-- begin Raw records --

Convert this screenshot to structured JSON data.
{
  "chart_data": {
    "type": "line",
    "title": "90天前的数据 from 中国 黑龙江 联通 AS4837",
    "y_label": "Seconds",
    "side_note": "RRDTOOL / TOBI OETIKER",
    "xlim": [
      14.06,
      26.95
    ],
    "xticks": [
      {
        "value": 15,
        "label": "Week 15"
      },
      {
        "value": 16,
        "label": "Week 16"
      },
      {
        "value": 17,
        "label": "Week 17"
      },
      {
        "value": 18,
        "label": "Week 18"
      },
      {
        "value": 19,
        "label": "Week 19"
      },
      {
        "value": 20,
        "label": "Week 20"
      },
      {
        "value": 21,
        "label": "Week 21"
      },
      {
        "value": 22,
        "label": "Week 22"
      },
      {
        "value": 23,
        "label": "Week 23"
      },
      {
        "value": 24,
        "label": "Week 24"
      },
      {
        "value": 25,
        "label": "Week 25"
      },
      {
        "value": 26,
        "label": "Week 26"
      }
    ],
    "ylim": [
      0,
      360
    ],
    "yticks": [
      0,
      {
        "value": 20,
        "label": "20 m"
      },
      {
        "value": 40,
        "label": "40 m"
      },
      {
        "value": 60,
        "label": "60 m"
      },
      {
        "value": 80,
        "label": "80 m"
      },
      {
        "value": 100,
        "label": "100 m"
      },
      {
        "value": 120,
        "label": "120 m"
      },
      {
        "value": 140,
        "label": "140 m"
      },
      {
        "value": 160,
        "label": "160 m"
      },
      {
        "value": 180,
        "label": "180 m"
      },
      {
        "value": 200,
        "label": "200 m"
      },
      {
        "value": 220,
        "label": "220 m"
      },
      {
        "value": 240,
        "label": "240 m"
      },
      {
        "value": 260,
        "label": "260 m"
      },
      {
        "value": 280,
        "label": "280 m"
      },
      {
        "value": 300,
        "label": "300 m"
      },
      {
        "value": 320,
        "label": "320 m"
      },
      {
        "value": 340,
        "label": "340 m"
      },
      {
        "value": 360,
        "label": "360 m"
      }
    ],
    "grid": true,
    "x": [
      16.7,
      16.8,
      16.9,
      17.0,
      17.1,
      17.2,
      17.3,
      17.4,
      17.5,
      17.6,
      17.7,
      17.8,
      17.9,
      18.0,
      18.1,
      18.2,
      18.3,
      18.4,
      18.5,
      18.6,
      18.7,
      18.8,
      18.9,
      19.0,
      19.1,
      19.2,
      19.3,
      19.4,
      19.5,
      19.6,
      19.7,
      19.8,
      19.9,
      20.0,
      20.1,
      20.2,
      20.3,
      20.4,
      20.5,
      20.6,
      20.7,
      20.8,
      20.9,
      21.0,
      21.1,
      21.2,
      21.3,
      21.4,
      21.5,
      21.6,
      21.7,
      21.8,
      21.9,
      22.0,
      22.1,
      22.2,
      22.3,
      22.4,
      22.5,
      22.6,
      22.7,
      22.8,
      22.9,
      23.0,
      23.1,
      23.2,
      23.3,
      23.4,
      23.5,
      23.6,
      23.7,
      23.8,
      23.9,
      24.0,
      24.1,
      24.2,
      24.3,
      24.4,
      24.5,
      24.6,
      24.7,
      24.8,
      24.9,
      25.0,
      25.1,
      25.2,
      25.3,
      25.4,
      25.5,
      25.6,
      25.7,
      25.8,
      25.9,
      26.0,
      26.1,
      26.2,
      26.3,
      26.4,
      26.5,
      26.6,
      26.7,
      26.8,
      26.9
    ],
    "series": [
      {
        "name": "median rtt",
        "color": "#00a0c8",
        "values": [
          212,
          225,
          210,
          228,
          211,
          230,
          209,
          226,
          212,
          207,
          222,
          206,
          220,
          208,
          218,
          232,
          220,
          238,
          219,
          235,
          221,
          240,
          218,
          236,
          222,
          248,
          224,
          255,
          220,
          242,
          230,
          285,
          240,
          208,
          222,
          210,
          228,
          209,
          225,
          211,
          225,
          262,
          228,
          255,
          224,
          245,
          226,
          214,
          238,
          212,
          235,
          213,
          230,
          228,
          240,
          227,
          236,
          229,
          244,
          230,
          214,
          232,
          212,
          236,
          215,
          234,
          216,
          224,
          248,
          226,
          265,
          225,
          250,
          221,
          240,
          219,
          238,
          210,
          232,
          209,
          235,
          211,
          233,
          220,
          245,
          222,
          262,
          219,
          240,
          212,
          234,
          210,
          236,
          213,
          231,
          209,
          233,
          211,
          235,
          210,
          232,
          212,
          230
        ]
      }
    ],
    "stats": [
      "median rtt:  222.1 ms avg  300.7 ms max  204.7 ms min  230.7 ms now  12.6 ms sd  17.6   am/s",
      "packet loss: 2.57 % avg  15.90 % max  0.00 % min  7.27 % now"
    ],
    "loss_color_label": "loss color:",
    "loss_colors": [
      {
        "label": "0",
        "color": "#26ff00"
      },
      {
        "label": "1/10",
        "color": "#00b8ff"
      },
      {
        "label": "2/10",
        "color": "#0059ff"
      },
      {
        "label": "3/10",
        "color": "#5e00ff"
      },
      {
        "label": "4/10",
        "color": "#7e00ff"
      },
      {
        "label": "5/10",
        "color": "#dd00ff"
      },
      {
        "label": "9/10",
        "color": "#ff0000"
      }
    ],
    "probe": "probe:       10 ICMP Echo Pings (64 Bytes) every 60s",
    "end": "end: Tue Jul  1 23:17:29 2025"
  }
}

-- end Raw records --

Reproduce all of the entries word for word.

Convert this screenshot to structured JSON data.
{
  "chart_data": {
    "type": "line",
    "title": "90天前的数据 from 中国 黑龙江 联通 AS4837",
    "y_label": "Seconds",
    "side_note": "RRDTOOL / TOBI OETIKER",
    "xlim": [
      14.06,
      26.95
    ],
    "xticks": [
      {
        "value": 15,
        "label": "Week 15"
      },
      {
        "value": 16,
        "label": "Week 16"
      },
      {
        "value": 17,
        "label": "Week 17"
      },
      {
        "value": 18,
        "label": "Week 18"
      },
      {
        "value": 19,
        "label": "Week 19"
      },
      {
        "value": 20,
        "label": "Week 20"
      },
      {
        "value": 21,
        "label": "Week 21"
      },
      {
        "value": 22,
        "label": "Week 22"
      },
      {
        "value": 23,
        "label": "Week 23"
      },
      {
        "value": 24,
        "label": "Week 24"
      },
      {
        "value": 25,
        "label": "Week 25"
      },
      {
        "value": 26,
        "label": "Week 26"
      }
    ],
    "ylim": [
      0,
      360
    ],
    "yticks": [
      0,
      {
        "value": 20,
        "label": "20 m"
      },
      {
        "value": 40,
        "label": "40 m"
      },
      {
        "value": 60,
        "label": "60 m"
      },
      {
        "value": 80,
        "label": "80 m"
      },
      {
        "value": 100,
        "label": "100 m"
      },
      {
        "value": 120,
        "label": "120 m"
      },
      {
        "value": 140,
        "label": "140 m"
      },
      {
        "value": 160,
        "label": "160 m"
      },
      {
        "value": 180,
        "label": "180 m"
      },
      {
        "value": 200,
        "label": "200 m"
      },
      {
        "value": 220,
        "label": "220 m"
      },
      {
        "value": 240,
        "label": "240 m"
      },
      {
        "value": 260,
        "label": "260 m"
      },
      {
        "value": 280,
        "label": "280 m"
      },
      {
        "value": 300,
        "label": "300 m"
      },
      {
        "value": 320,
        "label": "320 m"
      },
      {
        "value": 340,
        "label": "340 m"
      },
      {
        "value": 360,
        "label": "360 m"
      }
    ],
    "grid": true,
    "x": [
      16.7,
      16.8,
      16.9,
      17.0,
      17.1,
      17.2,
      17.3,
      17.4,
      17.5,
      17.6,
      17.7,
      17.8,
      17.9,
      18.0,
      18.1,
      18.2,
      18.3,
      18.4,
      18.5,
      18.6,
      18.7,
      18.8,
      18.9,
      19.0,
      19.1,
      19.2,
      19.3,
      19.4,
      19.5,
      19.6,
      19.7,
      19.8,
      19.9,
      20.0,
      20.1,
      20.2,
      20.3,
      20.4,
      20.5,
      20.6,
      20.7,
      20.8,
      20.9,
      21.0,
      21.1,
      21.2,
      21.3,
      21.4,
      21.5,
      21.6,
      21.7,
      21.8,
      21.9,
      22.0,
      22.1,
      22.2,
      22.3,
      22.4,
      22.5,
      22.6,
      22.7,
      22.8,
      22.9,
      23.0,
      23.1,
      23.2,
      23.3,
      23.4,
      23.5,
      23.6,
      23.7,
      23.8,
      23.9,
      24.0,
      24.1,
      24.2,
      24.3,
      24.4,
      24.5,
      24.6,
      24.7,
      24.8,
      24.9,
      25.0,
      25.1,
      25.2,
      25.3,
      25.4,
      25.5,
      25.6,
      25.7,
      25.8,
      25.9,
      26.0,
      26.1,
      26.2,
      26.3,
      26.4,
      26.5,
      26.6,
      26.7,
      26.8,
      26.9
    ],
    "series": [
      {
        "name": "median rtt",
        "color": "#00a0c8",
        "values": [
          212,
          225,
          210,
          228,
          211,
          230,
          209,
          226,
          212,
          207,
          222,
          206,
          220,
          208,
          218,
          232,
          220,
          238,
          219,
          235,
          221,
          240,
          218,
          236,
          222,
          248,
          224,
          255,
          220,
          242,
          230,
          285,
          240,
          208,
          222,
          210,
          228,
          209,
          225,
          211,
          225,
          262,
          228,
          255,
          224,
          245,
          226,
          214,
          238,
          212,
          235,
          213,
          230,
          228,
          240,
          227,
          236,
          229,
          244,
          230,
          214,
          232,
          212,
          236,
          215,
          234,
          216,
          224,
          248,
          226,
          265,
          225,
          250,
          221,
          240,
          219,
          238,
          210,
          232,
          209,
          235,
          211,
          233,
          220,
          245,
          222,
          262,
          219,
          240,
          212,
          234,
          210,
          236,
          213,
          231,
          209,
          233,
          211,
          235,
          210,
          232,
          212,
          230
        ]
      }
    ],
    "stats": [
      "median rtt:  222.1 ms avg  300.7 ms max  204.7 ms min  230.7 ms now  12.6 ms sd  17.6   am/s",
      "packet loss: 2.57 % avg  15.90 % max  0.00 % min  7.27 % now"
    ],
    "loss_color_label": "loss color:",
    "loss_colors": [
      {
        "label": "0",
        "color": "#26ff00"
      },
      {
        "label": "1/10",
        "color": "#00b8ff"
      },
      {
        "label": "2/10",
        "color": "#0059ff"
      },
      {
        "label": "3/10",
        "color": "#5e00ff"
      },
      {
        "label": "4/10",
        "color": "#7e00ff"
      },
      {
        "label": "5/10",
        "color": "#dd00ff"
      },
      {
        "label": "9/10",
        "color": "#ff0000"
      }
    ],
    "probe": "probe:       10 ICMP Echo Pings (64 Bytes) every 60s",
    "end": "end: Tue Jul  1 23:17:29 2025"
  }
}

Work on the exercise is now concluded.